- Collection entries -
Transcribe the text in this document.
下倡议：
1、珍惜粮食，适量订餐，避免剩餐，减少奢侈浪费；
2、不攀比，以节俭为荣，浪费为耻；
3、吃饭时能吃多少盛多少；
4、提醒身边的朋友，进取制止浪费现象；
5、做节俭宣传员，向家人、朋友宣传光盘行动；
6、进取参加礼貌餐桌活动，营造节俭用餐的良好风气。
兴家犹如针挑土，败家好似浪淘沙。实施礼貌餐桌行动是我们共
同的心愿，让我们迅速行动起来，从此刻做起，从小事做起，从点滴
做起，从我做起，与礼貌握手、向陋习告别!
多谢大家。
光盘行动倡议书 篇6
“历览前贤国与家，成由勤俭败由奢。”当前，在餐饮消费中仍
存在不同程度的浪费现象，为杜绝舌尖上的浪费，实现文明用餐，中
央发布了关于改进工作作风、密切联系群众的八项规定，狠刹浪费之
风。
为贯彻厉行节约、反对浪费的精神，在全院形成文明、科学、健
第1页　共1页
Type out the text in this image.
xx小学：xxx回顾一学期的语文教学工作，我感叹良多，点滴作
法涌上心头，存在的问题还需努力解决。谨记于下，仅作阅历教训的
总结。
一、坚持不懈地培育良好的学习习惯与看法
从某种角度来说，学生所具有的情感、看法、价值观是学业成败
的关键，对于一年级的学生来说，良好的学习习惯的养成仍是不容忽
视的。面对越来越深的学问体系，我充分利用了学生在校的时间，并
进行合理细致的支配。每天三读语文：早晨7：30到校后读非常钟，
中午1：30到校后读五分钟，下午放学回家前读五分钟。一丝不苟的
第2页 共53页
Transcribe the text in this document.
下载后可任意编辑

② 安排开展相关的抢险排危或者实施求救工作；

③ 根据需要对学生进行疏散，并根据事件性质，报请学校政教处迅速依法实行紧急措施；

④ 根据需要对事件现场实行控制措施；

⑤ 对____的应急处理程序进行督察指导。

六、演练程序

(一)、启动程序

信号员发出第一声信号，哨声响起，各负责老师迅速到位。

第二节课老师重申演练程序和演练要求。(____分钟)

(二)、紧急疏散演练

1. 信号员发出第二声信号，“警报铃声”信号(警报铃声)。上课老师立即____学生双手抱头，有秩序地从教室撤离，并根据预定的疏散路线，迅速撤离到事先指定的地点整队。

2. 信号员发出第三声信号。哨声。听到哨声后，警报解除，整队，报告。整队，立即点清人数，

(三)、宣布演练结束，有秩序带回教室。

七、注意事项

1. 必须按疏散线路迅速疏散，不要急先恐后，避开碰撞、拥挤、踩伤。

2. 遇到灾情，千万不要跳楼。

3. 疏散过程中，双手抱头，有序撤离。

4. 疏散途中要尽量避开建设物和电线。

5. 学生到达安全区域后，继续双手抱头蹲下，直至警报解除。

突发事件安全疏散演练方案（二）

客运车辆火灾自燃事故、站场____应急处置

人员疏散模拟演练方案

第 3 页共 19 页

- REQUIRED TASK -
Take the listing above and set it down exactly.

- OUTPUT -
Transcribe the text in this document.
下倡议：
1、珍惜粮食，适量订餐，避免剩餐，减少奢侈浪费；
2、不攀比，以节俭为荣，浪费为耻；
3、吃饭时能吃多少盛多少；
4、提醒身边的朋友，进取制止浪费现象；
5、做节俭宣传员，向家人、朋友宣传光盘行动；
6、进取参加礼貌餐桌活动，营造节俭用餐的良好风气。
兴家犹如针挑土，败家好似浪淘沙。实施礼貌餐桌行动是我们共
同的心愿，让我们迅速行动起来，从此刻做起，从小事做起，从点滴
做起，从我做起，与礼貌握手、向陋习告别!
多谢大家。
光盘行动倡议书 篇6
“历览前贤国与家，成由勤俭败由奢。”当前，在餐饮消费中仍
存在不同程度的浪费现象，为杜绝舌尖上的浪费，实现文明用餐，中
央发布了关于改进工作作风、密切联系群众的八项规定，狠刹浪费之
风。
为贯彻厉行节约、反对浪费的精神，在全院形成文明、科学、健
第1页　共1页
Type out the text in this image.
xx小学：xxx回顾一学期的语文教学工作，我感叹良多，点滴作
法涌上心头，存在的问题还需努力解决。谨记于下，仅作阅历教训的
总结。
一、坚持不懈地培育良好的学习习惯与看法
从某种角度来说，学生所具有的情感、看法、价值观是学业成败
的关键，对于一年级的学生来说，良好的学习习惯的养成仍是不容忽
视的。面对越来越深的学问体系，我充分利用了学生在校的时间，并
进行合理细致的支配。每天三读语文：早晨7：30到校后读非常钟，
中午1：30到校后读五分钟，下午放学回家前读五分钟。一丝不苟的
第2页 共53页
Transcribe the text in this document.
下载后可任意编辑

② 安排开展相关的抢险排危或者实施求救工作；

③ 根据需要对学生进行疏散，并根据事件性质，报请学校政教处迅速依法实行紧急措施；

④ 根据需要对事件现场实行控制措施；

⑤ 对____的应急处理程序进行督察指导。

六、演练程序

(一)、启动程序

信号员发出第一声信号，哨声响起，各负责老师迅速到位。

第二节课老师重申演练程序和演练要求。(____分钟)

(二)、紧急疏散演练

1. 信号员发出第二声信号，“警报铃声”信号(警报铃声)。上课老师立即____学生双手抱头，有秩序地从教室撤离，并根据预定的疏散路线，迅速撤离到事先指定的地点整队。

2. 信号员发出第三声信号。哨声。听到哨声后，警报解除，整队，报告。整队，立即点清人数，

(三)、宣布演练结束，有秩序带回教室。

七、注意事项

1. 必须按疏散线路迅速疏散，不要急先恐后，避开碰撞、拥挤、踩伤。

2. 遇到灾情，千万不要跳楼。

3. 疏散过程中，双手抱头，有序撤离。

4. 疏散途中要尽量避开建设物和电线。

5. 学生到达安全区域后，继续双手抱头蹲下，直至警报解除。

突发事件安全疏散演练方案（二）

客运车辆火灾自燃事故、站场____应急处置

人员疏散模拟演练方案

第 3 页共 19 页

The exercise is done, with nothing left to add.